[start Information given]

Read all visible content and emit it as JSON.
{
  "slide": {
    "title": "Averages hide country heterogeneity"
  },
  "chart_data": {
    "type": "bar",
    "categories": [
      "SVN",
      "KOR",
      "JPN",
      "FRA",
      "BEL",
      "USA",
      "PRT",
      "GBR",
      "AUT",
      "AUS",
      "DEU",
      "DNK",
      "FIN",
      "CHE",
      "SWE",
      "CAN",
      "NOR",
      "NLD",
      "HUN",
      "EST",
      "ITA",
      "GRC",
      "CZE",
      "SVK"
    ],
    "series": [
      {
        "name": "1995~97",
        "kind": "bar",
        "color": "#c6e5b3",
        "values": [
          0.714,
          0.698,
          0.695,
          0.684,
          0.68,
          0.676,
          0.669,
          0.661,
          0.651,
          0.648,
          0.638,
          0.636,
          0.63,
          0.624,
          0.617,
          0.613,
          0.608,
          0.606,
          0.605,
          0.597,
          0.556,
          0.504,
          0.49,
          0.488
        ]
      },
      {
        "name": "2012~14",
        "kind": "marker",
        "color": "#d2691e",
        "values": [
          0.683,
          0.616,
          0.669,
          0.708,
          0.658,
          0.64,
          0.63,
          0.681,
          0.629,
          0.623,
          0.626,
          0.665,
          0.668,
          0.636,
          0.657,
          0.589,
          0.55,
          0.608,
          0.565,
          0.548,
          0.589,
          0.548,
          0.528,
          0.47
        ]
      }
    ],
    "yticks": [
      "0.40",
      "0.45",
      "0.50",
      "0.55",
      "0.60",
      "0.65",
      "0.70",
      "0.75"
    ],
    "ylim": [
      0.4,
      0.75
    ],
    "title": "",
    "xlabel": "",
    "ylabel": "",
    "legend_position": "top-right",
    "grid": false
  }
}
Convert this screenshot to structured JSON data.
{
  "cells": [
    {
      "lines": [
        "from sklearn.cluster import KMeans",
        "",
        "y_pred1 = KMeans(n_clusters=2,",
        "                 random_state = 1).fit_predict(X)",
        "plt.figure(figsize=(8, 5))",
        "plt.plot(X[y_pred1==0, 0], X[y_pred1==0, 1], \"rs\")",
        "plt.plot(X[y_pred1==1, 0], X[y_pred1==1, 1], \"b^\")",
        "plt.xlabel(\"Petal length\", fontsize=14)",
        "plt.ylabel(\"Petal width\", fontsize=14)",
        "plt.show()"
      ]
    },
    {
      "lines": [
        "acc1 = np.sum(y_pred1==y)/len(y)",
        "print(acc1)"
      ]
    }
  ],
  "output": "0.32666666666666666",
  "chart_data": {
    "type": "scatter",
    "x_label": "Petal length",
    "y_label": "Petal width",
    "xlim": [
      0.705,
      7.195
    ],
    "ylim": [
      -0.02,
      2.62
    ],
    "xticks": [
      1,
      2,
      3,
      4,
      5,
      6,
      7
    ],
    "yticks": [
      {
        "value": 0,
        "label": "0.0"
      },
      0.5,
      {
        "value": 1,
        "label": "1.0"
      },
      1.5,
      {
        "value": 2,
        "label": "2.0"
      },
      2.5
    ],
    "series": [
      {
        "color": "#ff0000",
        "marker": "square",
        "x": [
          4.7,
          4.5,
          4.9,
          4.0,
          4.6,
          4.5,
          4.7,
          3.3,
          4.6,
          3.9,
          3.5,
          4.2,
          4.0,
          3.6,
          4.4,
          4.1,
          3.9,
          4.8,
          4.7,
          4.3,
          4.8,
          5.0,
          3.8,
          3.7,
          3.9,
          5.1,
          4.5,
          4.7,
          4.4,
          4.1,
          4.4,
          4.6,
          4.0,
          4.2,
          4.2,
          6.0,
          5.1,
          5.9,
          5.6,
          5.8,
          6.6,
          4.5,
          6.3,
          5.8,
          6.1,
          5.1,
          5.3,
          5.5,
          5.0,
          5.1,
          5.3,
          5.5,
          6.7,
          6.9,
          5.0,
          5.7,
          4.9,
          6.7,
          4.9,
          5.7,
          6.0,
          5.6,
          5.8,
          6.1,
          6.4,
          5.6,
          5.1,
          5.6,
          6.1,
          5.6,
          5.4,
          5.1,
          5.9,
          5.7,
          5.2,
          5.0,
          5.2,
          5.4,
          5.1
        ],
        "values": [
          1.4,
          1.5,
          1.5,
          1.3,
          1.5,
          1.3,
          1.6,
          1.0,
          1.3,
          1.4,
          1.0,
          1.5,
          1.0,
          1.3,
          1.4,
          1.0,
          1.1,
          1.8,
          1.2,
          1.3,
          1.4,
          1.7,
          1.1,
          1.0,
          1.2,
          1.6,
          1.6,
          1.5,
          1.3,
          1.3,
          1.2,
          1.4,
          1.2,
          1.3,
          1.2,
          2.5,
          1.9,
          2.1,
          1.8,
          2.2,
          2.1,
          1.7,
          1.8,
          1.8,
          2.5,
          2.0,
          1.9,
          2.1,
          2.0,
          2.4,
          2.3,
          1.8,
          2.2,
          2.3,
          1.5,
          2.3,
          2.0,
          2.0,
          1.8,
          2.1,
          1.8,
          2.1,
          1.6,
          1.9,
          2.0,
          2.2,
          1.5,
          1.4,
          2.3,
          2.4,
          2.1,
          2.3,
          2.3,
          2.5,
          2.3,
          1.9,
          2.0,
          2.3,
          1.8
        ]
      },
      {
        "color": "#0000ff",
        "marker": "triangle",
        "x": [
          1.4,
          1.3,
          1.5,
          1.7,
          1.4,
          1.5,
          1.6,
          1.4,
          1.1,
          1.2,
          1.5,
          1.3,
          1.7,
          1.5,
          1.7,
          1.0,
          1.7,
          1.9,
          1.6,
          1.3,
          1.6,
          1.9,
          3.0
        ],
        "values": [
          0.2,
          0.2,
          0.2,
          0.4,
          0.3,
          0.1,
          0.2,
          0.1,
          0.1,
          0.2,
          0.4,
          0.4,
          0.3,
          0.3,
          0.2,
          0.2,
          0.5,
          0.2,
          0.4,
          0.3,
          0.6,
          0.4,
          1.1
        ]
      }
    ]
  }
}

[end Information given]

Objective: Give the number of lines in the listing above that hold the string "length", with nothing else.

The result: 2